Source records ::
_ _ _ _ _

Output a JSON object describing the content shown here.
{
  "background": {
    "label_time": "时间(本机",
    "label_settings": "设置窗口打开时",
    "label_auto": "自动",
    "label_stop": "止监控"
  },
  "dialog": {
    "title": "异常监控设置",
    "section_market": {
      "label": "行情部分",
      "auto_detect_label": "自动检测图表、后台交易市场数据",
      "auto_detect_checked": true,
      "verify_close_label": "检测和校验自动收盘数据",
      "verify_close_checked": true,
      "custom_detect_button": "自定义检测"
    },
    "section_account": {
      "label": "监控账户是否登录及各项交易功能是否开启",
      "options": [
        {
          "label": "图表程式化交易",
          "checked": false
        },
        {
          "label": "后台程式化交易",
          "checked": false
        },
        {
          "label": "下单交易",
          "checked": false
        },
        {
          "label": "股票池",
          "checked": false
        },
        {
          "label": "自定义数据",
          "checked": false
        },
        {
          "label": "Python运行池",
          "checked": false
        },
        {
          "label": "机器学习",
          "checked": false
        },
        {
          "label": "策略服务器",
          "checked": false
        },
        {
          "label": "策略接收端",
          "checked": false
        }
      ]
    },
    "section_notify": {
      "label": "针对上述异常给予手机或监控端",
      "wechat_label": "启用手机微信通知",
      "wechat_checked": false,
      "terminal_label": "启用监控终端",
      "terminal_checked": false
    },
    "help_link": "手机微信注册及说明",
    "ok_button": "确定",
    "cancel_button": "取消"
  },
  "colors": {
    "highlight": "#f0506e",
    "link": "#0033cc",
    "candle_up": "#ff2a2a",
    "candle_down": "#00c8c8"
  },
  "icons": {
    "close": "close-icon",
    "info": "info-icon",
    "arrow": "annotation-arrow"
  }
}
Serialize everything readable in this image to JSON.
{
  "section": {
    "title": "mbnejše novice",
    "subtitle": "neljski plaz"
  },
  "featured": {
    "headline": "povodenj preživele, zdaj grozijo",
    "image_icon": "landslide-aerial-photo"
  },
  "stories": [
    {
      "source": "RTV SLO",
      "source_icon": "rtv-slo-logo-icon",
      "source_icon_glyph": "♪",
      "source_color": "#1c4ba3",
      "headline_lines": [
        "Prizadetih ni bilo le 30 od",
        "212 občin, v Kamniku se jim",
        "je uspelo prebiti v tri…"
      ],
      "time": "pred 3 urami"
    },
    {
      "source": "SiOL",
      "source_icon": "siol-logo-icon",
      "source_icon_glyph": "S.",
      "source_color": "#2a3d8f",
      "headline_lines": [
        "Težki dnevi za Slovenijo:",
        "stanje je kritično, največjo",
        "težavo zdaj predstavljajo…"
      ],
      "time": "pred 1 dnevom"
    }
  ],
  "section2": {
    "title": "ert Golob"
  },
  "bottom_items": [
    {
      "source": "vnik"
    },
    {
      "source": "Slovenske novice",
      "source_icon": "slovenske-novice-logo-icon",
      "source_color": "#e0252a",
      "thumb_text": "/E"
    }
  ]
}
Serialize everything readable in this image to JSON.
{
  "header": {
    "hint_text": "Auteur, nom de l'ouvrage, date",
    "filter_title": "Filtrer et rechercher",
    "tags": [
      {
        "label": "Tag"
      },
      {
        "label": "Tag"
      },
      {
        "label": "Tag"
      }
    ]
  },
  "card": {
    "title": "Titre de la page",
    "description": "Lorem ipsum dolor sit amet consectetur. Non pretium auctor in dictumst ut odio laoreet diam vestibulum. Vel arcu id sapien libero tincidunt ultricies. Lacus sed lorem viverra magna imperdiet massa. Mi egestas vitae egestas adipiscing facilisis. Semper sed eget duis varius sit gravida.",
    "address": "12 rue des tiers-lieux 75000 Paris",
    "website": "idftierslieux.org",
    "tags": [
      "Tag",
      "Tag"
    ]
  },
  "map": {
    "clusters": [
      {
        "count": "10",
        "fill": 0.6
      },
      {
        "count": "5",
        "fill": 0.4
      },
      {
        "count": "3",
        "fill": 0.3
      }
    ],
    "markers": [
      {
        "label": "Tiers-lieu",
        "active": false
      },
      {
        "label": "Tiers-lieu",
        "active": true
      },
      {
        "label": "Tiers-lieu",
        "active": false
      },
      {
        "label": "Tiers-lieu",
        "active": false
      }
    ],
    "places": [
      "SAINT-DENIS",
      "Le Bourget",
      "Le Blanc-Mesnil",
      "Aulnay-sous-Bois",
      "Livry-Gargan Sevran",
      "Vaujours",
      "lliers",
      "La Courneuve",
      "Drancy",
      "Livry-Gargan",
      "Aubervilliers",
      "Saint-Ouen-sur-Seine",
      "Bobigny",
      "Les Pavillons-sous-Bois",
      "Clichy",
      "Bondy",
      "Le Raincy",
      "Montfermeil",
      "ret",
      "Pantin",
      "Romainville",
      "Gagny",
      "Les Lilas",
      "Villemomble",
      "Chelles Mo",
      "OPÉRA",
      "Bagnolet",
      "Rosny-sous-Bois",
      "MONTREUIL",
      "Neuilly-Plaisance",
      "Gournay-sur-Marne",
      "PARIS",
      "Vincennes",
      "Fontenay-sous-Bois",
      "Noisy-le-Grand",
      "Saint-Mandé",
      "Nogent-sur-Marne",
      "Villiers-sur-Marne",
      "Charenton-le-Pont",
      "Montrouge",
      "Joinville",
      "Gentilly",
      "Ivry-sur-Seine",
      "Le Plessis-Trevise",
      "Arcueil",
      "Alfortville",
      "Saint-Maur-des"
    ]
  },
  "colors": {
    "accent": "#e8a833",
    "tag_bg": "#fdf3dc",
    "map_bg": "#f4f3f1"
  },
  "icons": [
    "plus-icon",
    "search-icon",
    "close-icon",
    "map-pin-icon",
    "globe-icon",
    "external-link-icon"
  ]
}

_ _ _ _ _

REQUIREMENT :: Go back to the listing above and please repeat it exactly.

FULL RESPONSE ::
Output a JSON object describing the content shown here.
{
  "background": {
    "label_time": "时间(本机",
    "label_settings": "设置窗口打开时",
    "label_auto": "自动",
    "label_stop": "止监控"
  },
  "dialog": {
    "title": "异常监控设置",
    "section_market": {
      "label": "行情部分",
      "auto_detect_label": "自动检测图表、后台交易市场数据",
      "auto_detect_checked": true,
      "verify_close_label": "检测和校验自动收盘数据",
      "verify_close_checked": true,
      "custom_detect_button": "自定义检测"
    },
    "section_account": {
      "label": "监控账户是否登录及各项交易功能是否开启",
      "options": [
        {
          "label": "图表程式化交易",
          "checked": false
        },
        {
          "label": "后台程式化交易",
          "checked": false
        },
        {
          "label": "下单交易",
          "checked": false
        },
        {
          "label": "股票池",
          "checked": false
        },
        {
          "label": "自定义数据",
          "checked": false
        },
        {
          "label": "Python运行池",
          "checked": false
        },
        {
          "label": "机器学习",
          "checked": false
        },
        {
          "label": "策略服务器",
          "checked": false
        },
        {
          "label": "策略接收端",
          "checked": false
        }
      ]
    },
    "section_notify": {
      "label": "针对上述异常给予手机或监控端",
      "wechat_label": "启用手机微信通知",
      "wechat_checked": false,
      "terminal_label": "启用监控终端",
      "terminal_checked": false
    },
    "help_link": "手机微信注册及说明",
    "ok_button": "确定",
    "cancel_button": "取消"
  },
  "colors": {
    "highlight": "#f0506e",
    "link": "#0033cc",
    "candle_up": "#ff2a2a",
    "candle_down": "#00c8c8"
  },
  "icons": {
    "close": "close-icon",
    "info": "info-icon",
    "arrow": "annotation-arrow"
  }
}
Serialize everything readable in this image to JSON.
{
  "section": {
    "title": "mbnejše novice",
    "subtitle": "neljski plaz"
  },
  "featured": {
    "headline": "povodenj preživele, zdaj grozijo",
    "image_icon": "landslide-aerial-photo"
  },
  "stories": [
    {
      "source": "RTV SLO",
      "source_icon": "rtv-slo-logo-icon",
      "source_icon_glyph": "♪",
      "source_color": "#1c4ba3",
      "headline_lines": [
        "Prizadetih ni bilo le 30 od",
        "212 občin, v Kamniku se jim",
        "je uspelo prebiti v tri…"
      ],
      "time": "pred 3 urami"
    },
    {
      "source": "SiOL",
      "source_icon": "siol-logo-icon",
      "source_icon_glyph": "S.",
      "source_color": "#2a3d8f",
      "headline_lines": [
        "Težki dnevi za Slovenijo:",
        "stanje je kritično, največjo",
        "težavo zdaj predstavljajo…"
      ],
      "time": "pred 1 dnevom"
    }
  ],
  "section2": {
    "title": "ert Golob"
  },
  "bottom_items": [
    {
      "source": "vnik"
    },
    {
      "source": "Slovenske novice",
      "source_icon": "slovenske-novice-logo-icon",
      "source_color": "#e0252a",
      "thumb_text": "/E"
    }
  ]
}
Serialize everything readable in this image to JSON.
{
  "header": {
    "hint_text": "Auteur, nom de l'ouvrage, date",
    "filter_title": "Filtrer et rechercher",
    "tags": [
      {
        "label": "Tag"
      },
      {
        "label": "Tag"
      },
      {
        "label": "Tag"
      }
    ]
  },
  "card": {
    "title": "Titre de la page",
    "description": "Lorem ipsum dolor sit amet consectetur. Non pretium auctor in dictumst ut odio laoreet diam vestibulum. Vel arcu id sapien libero tincidunt ultricies. Lacus sed lorem viverra magna imperdiet massa. Mi egestas vitae egestas adipiscing facilisis. Semper sed eget duis varius sit gravida.",
    "address": "12 rue des tiers-lieux 75000 Paris",
    "website": "idftierslieux.org",
    "tags": [
      "Tag",
      "Tag"
    ]
  },
  "map": {
    "clusters": [
      {
        "count": "10",
        "fill": 0.6
      },
      {
        "count": "5",
        "fill": 0.4
      },
      {
        "count": "3",
        "fill": 0.3
      }
    ],
    "markers": [
      {
        "label": "Tiers-lieu",
        "active": false
      },
      {
        "label": "Tiers-lieu",
        "active": true
      },
      {
        "label": "Tiers-lieu",
        "active": false
      },
      {
        "label": "Tiers-lieu",
        "active": false
      }
    ],
    "places": [
      "SAINT-DENIS",
      "Le Bourget",
      "Le Blanc-Mesnil",
      "Aulnay-sous-Bois",
      "Livry-Gargan Sevran",
      "Vaujours",
      "lliers",
      "La Courneuve",
      "Drancy",
      "Livry-Gargan",
      "Aubervilliers",
      "Saint-Ouen-sur-Seine",
      "Bobigny",
      "Les Pavillons-sous-Bois",
      "Clichy",
      "Bondy",
      "Le Raincy",
      "Montfermeil",
      "ret",
      "Pantin",
      "Romainville",
      "Gagny",
      "Les Lilas",
      "Villemomble",
      "Chelles Mo",
      "OPÉRA",
      "Bagnolet",
      "Rosny-sous-Bois",
      "MONTREUIL",
      "Neuilly-Plaisance",
      "Gournay-sur-Marne",
      "PARIS",
      "Vincennes",
      "Fontenay-sous-Bois",
      "Noisy-le-Grand",
      "Saint-Mandé",
      "Nogent-sur-Marne",
      "Villiers-sur-Marne",
      "Charenton-le-Pont",
      "Montrouge",
      "Joinville",
      "Gentilly",
      "Ivry-sur-Seine",
      "Le Plessis-Trevise",
      "Arcueil",
      "Alfortville",
      "Saint-Maur-des"
    ]
  },
  "colors": {
    "accent": "#e8a833",
    "tag_bg": "#fdf3dc",
    "map_bg": "#f4f3f1"
  },
  "icons": [
    "plus-icon",
    "search-icon",
    "close-icon",
    "map-pin-icon",
    "globe-icon",
    "external-link-icon"
  ]
}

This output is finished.